Work to do
Find every line with "text" in it, then report how many there are and nothing more.

>> START Provided records

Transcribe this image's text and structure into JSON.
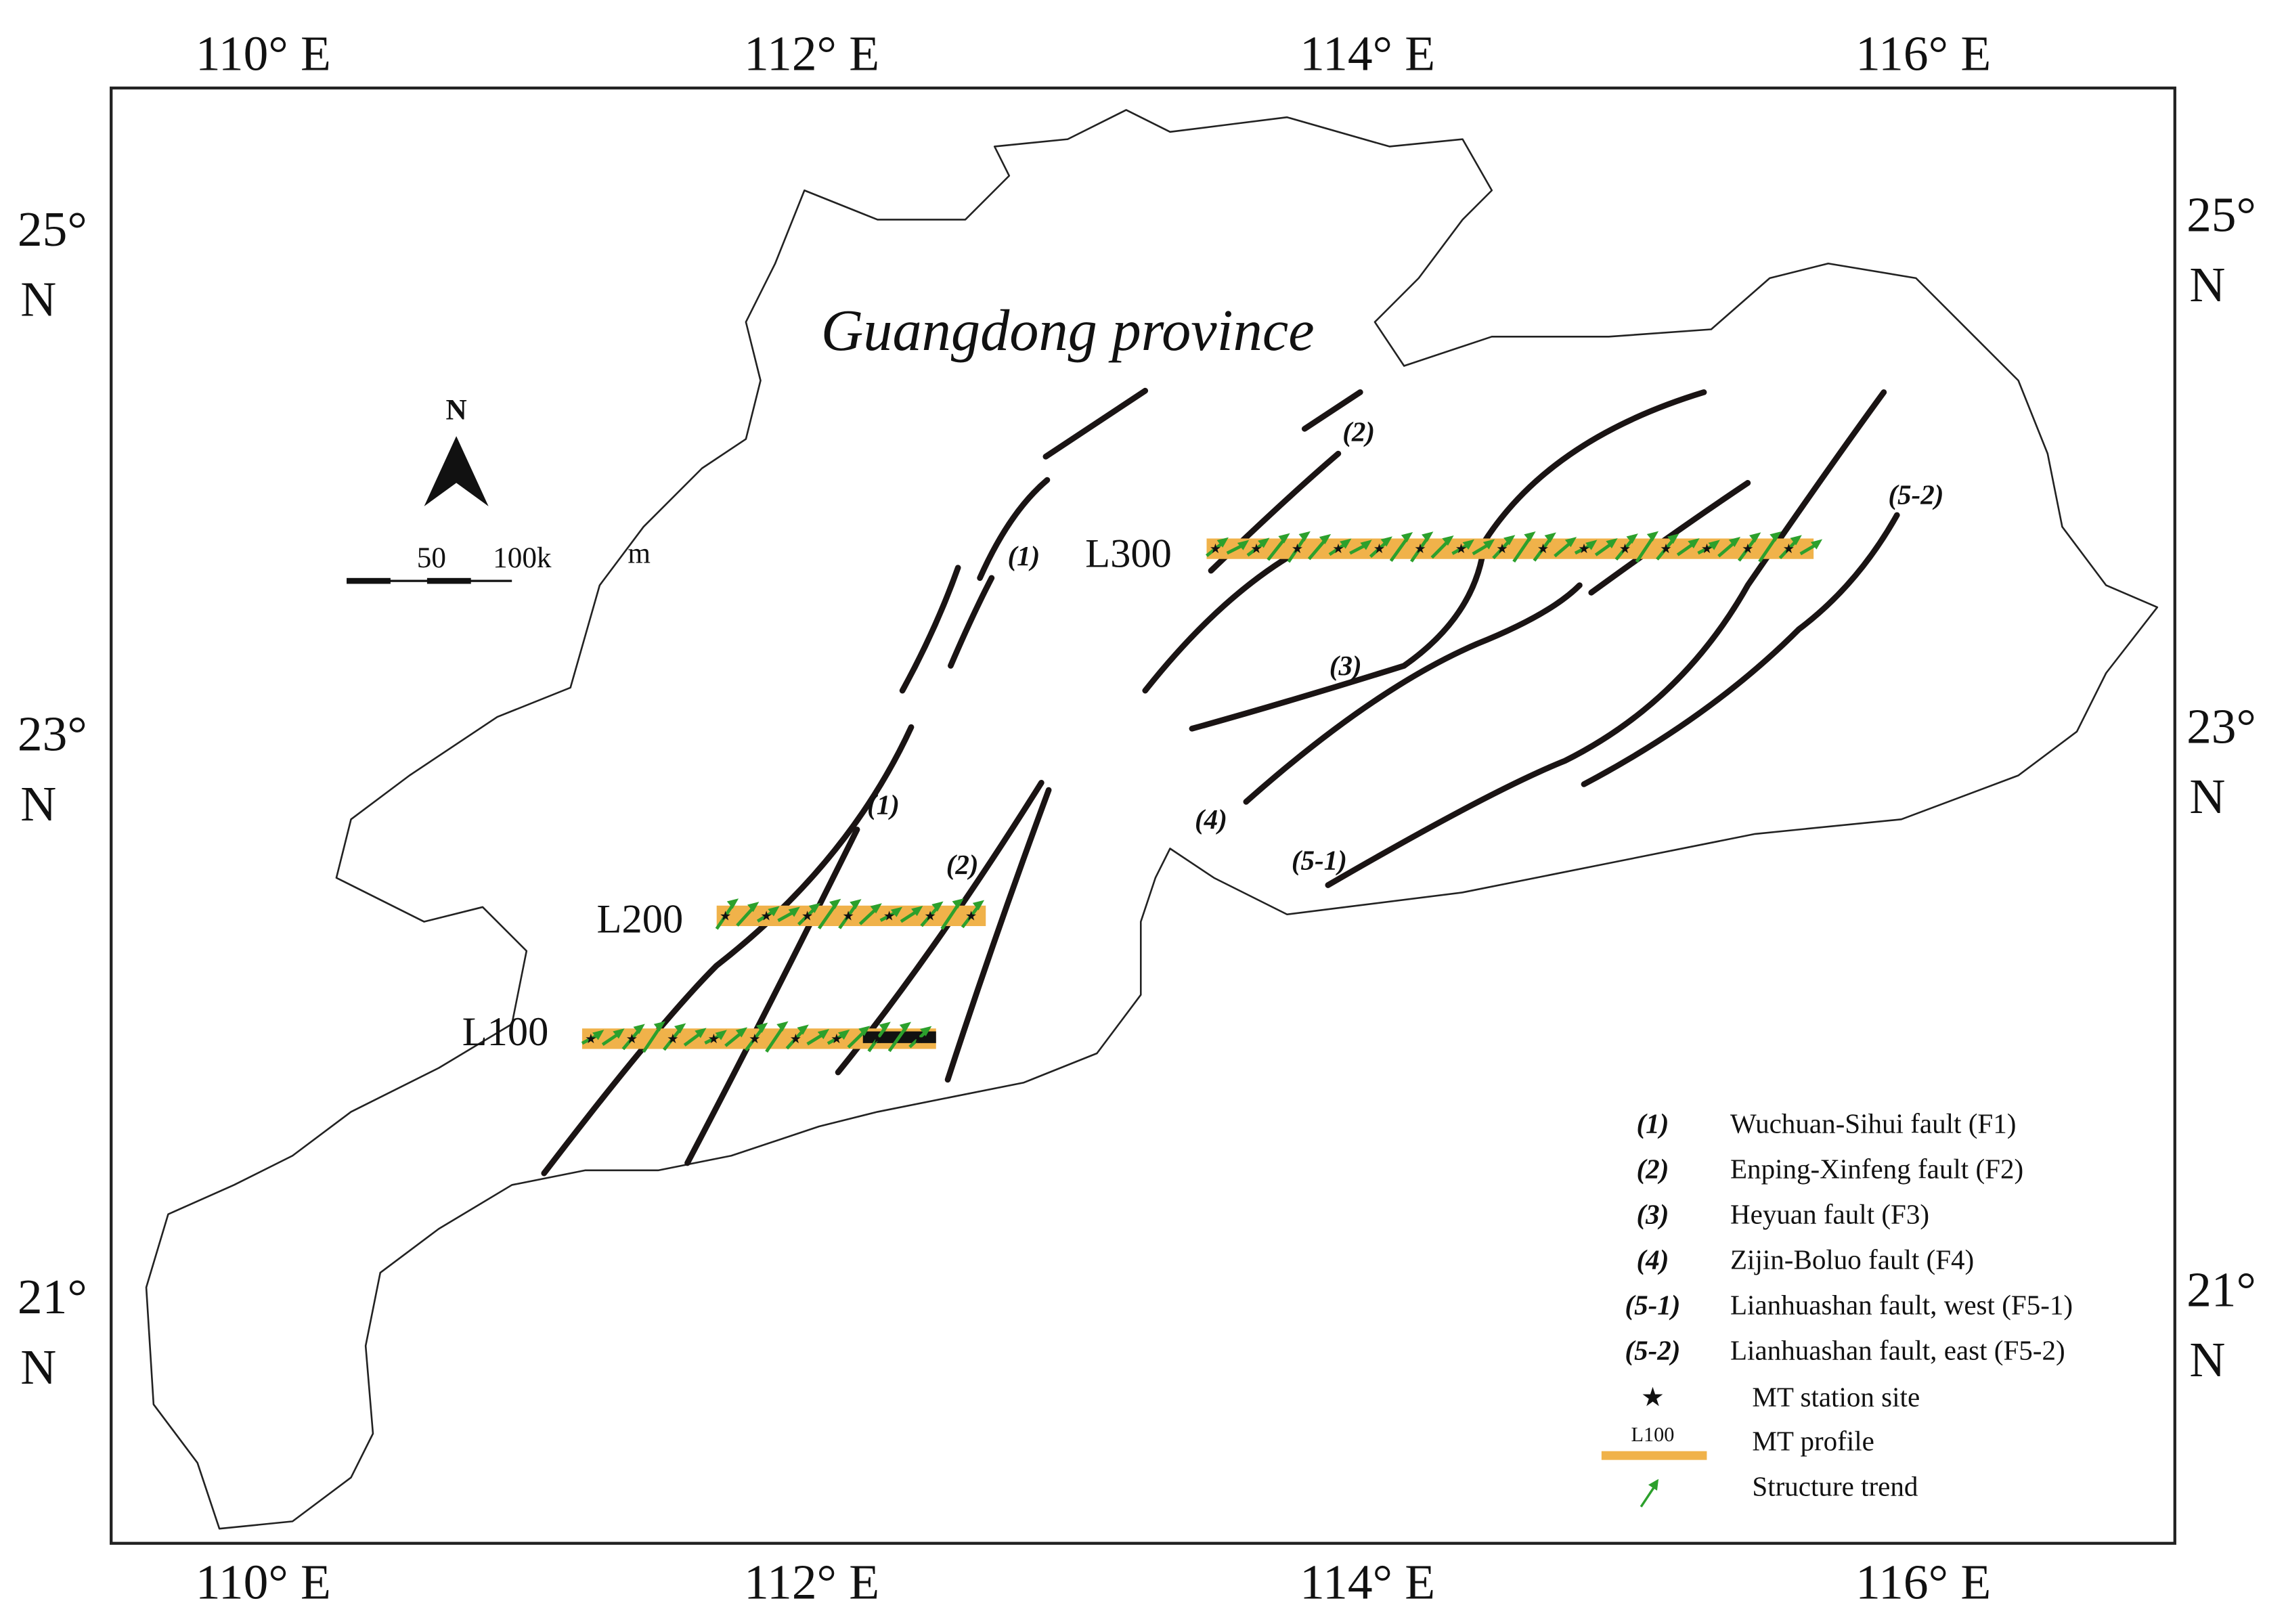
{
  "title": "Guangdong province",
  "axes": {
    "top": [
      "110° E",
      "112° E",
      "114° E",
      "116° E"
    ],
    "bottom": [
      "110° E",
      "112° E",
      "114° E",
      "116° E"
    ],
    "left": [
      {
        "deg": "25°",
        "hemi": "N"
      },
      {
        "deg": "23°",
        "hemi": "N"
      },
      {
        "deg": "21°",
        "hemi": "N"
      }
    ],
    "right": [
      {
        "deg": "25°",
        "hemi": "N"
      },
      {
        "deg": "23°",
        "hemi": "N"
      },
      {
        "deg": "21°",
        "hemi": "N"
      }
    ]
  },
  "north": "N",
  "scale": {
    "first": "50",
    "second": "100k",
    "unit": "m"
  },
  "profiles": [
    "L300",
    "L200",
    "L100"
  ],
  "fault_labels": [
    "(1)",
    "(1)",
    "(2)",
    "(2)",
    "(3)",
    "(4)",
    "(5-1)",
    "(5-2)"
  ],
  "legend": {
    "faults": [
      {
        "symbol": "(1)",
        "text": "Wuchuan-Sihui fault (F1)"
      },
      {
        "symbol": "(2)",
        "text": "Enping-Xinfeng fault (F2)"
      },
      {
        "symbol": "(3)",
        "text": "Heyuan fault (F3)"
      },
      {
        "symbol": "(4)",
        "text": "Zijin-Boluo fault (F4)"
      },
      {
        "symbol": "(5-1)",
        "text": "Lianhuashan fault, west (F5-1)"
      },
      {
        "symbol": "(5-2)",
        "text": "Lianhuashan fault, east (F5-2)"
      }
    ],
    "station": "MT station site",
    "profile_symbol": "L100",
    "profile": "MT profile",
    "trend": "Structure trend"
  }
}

>> END Provided records

Response
7